Scan the data. Collect each line that contains the word "JSON".

*Records shown*
########
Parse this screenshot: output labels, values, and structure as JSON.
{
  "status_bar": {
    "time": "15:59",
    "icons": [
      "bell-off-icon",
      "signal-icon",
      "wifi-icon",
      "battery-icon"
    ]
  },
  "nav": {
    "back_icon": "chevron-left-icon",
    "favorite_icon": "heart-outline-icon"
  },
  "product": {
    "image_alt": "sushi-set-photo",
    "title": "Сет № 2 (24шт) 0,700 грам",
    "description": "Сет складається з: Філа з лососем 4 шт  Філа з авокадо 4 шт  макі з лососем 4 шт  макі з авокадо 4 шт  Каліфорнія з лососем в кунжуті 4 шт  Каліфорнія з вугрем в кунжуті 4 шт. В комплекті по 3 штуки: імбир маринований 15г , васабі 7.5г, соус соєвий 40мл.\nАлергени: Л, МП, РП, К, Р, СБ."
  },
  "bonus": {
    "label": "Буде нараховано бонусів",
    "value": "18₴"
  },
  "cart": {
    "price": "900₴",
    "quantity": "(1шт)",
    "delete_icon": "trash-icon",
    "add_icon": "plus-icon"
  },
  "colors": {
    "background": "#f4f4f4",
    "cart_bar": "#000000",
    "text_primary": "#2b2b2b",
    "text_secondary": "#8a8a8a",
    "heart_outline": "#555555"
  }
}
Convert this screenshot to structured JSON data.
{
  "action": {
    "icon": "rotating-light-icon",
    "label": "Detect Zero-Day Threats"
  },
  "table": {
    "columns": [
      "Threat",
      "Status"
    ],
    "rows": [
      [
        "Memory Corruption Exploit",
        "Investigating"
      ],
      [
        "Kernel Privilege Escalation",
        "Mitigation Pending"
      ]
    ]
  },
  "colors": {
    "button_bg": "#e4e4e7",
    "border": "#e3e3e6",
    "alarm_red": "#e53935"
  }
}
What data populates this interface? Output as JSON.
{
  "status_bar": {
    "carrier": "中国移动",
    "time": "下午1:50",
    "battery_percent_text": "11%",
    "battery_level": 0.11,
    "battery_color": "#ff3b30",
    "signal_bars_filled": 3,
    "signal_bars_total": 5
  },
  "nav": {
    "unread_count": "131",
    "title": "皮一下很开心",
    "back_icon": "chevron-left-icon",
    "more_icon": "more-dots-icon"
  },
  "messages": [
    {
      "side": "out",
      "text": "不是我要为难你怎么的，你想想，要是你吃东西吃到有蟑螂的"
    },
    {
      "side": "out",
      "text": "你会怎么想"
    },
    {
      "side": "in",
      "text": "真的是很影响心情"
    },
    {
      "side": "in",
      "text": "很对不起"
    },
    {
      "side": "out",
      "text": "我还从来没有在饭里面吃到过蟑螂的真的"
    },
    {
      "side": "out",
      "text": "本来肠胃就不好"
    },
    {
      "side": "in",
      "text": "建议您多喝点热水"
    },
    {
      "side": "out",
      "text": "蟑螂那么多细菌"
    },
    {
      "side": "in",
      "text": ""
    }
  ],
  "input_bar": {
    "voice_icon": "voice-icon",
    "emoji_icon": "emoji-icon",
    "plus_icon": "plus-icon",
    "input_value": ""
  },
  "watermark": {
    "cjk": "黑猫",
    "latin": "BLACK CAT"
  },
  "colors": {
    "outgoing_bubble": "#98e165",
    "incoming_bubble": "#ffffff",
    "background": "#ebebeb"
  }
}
########
*Expected output*
Parse this screenshot: output labels, values, and structure as JSON.
Convert this screenshot to structured JSON data.
What data populates this interface? Output as JSON.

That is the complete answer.